Source excerpt
Use binary search to speedup checkUnload
authorPhuong Trinh <lolotp@fb.com>
Mon, 1 Apr 2019 19:05:47 +0000 (20:05 +0100)
committerMarge Bot <ben+marge-bot@smart-cactus.org>
Thu, 30 May 2019 20:43:31 +0000 (16:43 -0400)
We are iterating through all object code for each heap objects when
checking whether object code can be unloaded. For large projects in
GHCi, this can be very expensive due to the large number of object code
that needs to be loaded/unloaded. To speed it up, this arrangess all
mapped sections of unloaded object code in a sorted array and use binary
search to check if an address location fall on them.

rts/CheckUnload.c
testsuite/tests/rts/linker/unload_multiple_objs/A.hs [new file with mode: 0644]
testsuite/tests/rts/linker/unload_multiple_objs/B.hs [new file with mode: 0644]
testsuite/tests/rts/linker/unload_multiple_objs/C.hs [new file with mode: 0644]
testsuite/tests/rts/linker/unload_multiple_objs/D.hs [new file with mode: 0644]
testsuite/tests/rts/linker/unload_multiple_objs/Makefile [new file with mode: 0644]
testsuite/tests/rts/linker/unload_multiple_objs/all.T [new file with mode: 0644]
testsuite/tests/rts/linker/unload_multiple_objs/linker_unload_multiple_objs.c [new file with mode: 0644]
testsuite/tests/rts/linker/unload_multiple_objs/linker_unload_multiple_objs.stdout [new file with mode: 0644]

index fa4843d..de81805 100644 (file)
 // object as referenced so that it won't get unloaded in this round.
 //
 
-static void checkAddress (HashTable *addrs, const void *addr)
+//
+// In certain circumstances, there may be a lot of unloaded ObjectCode structs
+// chained in `unloaded_objects` (such as when users `:load` a module in a very
+// big repo in GHCi). To speed up checking whether an address lies within any of
+// these objects, we populate the addresses of the their mapped sections in
+// an array sorted by their `start` address and do binary search for our address
+// on that array. Note that this works because the sections are mapped to mutual
+// exclusive memory regions, so we can simply find the largest lower bound among
+// the `start` addresses of the sections and then check if our address is inside
+// that section. In particular, we store the start address and end address of
+// each mapped section in a OCSectionIndex, arrange them all on a contiguous
+// memory range and then sort by start address. We then put this array in an
+// OCSectionIndices struct to be passed into `checkAddress` to do binary search
+// on.

Data listing
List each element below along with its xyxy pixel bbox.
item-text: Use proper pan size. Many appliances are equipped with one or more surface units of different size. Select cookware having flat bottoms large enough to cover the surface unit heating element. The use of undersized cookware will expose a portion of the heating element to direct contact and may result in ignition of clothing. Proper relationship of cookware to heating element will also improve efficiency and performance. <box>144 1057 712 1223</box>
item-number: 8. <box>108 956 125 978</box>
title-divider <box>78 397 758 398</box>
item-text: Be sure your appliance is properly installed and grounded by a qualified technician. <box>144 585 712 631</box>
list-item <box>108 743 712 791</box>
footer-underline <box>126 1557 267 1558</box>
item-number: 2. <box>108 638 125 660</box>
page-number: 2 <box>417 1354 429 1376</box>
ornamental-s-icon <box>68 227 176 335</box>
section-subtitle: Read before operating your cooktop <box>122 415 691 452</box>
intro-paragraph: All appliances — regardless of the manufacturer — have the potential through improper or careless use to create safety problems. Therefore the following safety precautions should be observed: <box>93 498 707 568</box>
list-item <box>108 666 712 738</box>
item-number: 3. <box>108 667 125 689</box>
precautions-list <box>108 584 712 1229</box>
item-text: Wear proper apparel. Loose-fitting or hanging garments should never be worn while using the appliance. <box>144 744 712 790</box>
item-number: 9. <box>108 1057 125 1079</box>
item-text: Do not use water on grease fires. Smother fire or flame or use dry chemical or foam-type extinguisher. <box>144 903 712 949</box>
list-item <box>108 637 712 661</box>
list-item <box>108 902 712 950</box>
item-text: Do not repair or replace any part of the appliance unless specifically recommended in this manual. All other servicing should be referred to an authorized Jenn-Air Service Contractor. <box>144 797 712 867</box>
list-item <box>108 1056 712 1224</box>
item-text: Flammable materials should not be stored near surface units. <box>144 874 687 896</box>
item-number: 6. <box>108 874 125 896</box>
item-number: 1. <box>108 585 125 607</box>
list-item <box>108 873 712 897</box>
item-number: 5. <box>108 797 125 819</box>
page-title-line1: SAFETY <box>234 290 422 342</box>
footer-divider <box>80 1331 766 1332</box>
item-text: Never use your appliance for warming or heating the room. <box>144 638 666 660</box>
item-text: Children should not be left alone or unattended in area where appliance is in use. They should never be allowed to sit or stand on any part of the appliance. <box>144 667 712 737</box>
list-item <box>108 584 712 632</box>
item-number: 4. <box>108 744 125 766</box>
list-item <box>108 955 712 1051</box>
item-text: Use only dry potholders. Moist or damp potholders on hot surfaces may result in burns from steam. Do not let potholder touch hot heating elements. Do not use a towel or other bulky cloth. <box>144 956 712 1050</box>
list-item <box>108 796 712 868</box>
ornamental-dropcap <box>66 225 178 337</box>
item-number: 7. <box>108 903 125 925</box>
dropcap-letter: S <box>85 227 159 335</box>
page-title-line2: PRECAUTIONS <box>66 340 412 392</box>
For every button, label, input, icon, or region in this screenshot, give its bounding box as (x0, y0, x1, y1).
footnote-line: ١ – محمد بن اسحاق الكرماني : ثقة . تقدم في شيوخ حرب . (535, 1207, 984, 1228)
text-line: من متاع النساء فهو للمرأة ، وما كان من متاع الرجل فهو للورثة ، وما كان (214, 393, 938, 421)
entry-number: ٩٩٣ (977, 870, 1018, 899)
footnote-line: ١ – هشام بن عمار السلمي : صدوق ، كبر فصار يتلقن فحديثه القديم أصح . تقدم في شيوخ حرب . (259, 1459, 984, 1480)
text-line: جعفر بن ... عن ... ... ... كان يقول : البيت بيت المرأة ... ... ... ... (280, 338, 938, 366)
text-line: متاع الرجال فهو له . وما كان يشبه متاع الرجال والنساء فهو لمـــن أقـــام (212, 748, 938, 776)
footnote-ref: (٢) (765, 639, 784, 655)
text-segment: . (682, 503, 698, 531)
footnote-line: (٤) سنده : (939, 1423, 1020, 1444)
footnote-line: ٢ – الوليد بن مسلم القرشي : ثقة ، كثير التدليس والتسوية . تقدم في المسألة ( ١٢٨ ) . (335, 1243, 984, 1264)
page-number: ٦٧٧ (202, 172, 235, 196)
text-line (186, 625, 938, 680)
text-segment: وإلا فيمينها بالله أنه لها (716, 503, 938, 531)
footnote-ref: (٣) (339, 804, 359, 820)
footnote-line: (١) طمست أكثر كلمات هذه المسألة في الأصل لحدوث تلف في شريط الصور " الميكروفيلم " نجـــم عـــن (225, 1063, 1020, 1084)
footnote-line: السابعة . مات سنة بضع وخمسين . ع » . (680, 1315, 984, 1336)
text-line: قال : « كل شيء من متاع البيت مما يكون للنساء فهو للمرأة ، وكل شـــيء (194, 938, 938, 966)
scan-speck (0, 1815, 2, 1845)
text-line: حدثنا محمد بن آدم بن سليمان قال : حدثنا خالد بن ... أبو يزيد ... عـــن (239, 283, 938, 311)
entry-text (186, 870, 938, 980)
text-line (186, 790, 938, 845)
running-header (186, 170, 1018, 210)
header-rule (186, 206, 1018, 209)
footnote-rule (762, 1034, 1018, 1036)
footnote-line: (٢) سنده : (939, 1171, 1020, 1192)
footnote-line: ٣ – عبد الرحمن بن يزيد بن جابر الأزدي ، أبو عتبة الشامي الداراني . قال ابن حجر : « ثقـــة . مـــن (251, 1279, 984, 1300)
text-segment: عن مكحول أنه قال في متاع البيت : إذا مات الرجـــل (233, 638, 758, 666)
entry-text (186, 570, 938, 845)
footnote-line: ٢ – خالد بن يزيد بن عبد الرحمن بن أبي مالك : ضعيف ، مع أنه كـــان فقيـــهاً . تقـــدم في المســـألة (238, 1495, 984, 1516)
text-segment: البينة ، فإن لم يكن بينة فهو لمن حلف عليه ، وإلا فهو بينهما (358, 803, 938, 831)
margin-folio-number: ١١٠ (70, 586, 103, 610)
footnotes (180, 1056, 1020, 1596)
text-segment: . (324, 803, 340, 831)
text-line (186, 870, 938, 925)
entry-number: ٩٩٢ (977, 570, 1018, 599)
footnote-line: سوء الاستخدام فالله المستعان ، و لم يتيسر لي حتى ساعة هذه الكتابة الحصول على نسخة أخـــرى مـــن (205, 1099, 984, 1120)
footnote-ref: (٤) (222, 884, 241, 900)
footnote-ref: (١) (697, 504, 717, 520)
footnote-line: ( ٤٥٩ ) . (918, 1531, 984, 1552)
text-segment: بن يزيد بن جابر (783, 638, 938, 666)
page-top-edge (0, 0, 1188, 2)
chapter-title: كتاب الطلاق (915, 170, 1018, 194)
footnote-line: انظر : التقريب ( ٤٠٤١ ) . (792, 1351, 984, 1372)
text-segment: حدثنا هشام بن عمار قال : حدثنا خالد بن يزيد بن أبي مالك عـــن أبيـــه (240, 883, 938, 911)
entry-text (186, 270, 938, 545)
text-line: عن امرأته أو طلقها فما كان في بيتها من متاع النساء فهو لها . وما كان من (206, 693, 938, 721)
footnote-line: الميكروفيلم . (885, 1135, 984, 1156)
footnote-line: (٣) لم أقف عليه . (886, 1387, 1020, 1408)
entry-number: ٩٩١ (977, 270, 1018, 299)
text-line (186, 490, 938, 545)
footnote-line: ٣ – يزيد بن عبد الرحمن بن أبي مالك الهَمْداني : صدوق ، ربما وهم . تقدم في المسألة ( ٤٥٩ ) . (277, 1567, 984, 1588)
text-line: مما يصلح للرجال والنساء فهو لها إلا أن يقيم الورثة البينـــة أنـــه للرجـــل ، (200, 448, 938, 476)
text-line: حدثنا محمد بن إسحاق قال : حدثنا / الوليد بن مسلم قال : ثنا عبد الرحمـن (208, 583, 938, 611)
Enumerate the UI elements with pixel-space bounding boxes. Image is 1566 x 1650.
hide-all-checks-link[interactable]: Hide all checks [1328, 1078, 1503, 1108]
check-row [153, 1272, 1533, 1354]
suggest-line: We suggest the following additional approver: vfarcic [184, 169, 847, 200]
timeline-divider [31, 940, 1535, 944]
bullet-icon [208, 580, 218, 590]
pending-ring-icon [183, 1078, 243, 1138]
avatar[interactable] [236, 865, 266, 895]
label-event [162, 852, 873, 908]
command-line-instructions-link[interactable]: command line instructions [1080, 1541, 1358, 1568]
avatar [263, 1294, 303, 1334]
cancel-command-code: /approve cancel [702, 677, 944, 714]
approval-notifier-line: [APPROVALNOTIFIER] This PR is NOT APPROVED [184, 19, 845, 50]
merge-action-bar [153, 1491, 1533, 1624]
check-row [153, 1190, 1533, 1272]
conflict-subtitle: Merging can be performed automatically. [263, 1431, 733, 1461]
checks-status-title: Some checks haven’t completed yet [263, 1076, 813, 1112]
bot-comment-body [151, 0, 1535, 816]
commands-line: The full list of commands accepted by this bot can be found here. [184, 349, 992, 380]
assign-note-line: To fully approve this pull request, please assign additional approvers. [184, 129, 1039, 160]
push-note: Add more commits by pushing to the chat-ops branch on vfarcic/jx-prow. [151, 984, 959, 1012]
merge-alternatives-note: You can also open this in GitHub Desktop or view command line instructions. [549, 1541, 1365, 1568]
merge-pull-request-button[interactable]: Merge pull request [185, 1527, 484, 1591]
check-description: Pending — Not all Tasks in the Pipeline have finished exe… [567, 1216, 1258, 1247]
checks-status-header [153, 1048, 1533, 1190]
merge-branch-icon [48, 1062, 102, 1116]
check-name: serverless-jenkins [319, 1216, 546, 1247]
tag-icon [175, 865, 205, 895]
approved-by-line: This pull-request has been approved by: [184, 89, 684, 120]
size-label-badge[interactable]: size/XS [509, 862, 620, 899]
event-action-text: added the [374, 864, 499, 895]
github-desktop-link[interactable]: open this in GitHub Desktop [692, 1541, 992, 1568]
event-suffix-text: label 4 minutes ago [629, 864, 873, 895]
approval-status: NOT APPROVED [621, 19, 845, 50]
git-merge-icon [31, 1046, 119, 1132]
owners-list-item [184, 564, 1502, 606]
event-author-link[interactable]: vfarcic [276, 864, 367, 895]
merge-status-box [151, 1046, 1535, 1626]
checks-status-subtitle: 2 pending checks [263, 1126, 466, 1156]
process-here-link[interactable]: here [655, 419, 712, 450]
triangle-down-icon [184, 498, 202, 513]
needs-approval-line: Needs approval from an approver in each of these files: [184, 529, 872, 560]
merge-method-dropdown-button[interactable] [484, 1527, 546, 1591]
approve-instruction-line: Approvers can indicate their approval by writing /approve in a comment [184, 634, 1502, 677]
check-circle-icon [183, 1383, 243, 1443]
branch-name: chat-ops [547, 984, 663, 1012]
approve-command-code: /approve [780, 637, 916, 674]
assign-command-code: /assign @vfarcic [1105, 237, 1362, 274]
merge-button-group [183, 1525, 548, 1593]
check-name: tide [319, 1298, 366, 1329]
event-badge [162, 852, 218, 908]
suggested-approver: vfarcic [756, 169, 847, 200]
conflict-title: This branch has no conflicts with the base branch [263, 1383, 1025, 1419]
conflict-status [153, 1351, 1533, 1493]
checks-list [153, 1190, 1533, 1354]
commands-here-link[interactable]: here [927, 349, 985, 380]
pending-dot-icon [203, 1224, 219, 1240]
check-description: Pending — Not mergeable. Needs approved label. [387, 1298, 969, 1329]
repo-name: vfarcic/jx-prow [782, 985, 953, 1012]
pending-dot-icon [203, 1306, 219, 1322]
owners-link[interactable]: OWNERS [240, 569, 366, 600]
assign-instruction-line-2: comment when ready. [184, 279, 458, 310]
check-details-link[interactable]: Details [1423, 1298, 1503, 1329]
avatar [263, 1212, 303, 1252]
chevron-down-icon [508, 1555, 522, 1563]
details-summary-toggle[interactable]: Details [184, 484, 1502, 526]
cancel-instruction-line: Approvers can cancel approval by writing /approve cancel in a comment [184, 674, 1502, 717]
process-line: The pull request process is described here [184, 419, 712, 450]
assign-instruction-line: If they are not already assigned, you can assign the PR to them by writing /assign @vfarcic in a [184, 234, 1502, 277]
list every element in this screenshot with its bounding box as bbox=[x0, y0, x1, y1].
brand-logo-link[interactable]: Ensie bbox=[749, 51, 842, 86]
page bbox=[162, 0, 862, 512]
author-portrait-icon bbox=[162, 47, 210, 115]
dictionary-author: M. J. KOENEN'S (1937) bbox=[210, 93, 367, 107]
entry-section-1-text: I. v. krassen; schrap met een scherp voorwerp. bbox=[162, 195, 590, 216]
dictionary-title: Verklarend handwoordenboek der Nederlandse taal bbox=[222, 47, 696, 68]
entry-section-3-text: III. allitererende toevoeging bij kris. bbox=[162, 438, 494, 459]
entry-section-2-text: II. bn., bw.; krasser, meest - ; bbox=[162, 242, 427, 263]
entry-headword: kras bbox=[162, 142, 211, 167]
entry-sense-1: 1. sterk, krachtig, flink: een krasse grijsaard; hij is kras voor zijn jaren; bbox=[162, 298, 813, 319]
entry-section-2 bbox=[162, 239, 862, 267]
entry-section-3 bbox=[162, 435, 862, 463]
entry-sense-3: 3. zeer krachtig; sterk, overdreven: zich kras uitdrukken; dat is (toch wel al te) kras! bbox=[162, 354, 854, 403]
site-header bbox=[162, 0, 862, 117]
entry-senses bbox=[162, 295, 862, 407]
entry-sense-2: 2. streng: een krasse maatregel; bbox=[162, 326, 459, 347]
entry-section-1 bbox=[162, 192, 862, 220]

Problem description
Could you pull out the part of the commit page above that opens with the words containing "Use binary search" and closes with "cation fall on them.", copied word for word?

Solution to the exercise
Use binary search to speedup checkUnload
authorPhuong Trinh <lolotp@fb.com>
Mon, 1 Apr 2019 19:05:47 +0000 (20:05 +0100)
committerMarge Bot <ben+marge-bot@smart-cactus.org>
Thu, 30 May 2019 20:43:31 +0000 (16:43 -0400)
We are iterating through all object code for each heap objects when
checking whether object code can be unloaded. For large projects in
GHCi, this can be very expensive due to the large number of object code
that needs to be loaded/unloaded. To speed it up, this arrangess all
mapped sections of unloaded object code in a sorted array and use binary
search to check if an address location fall on them.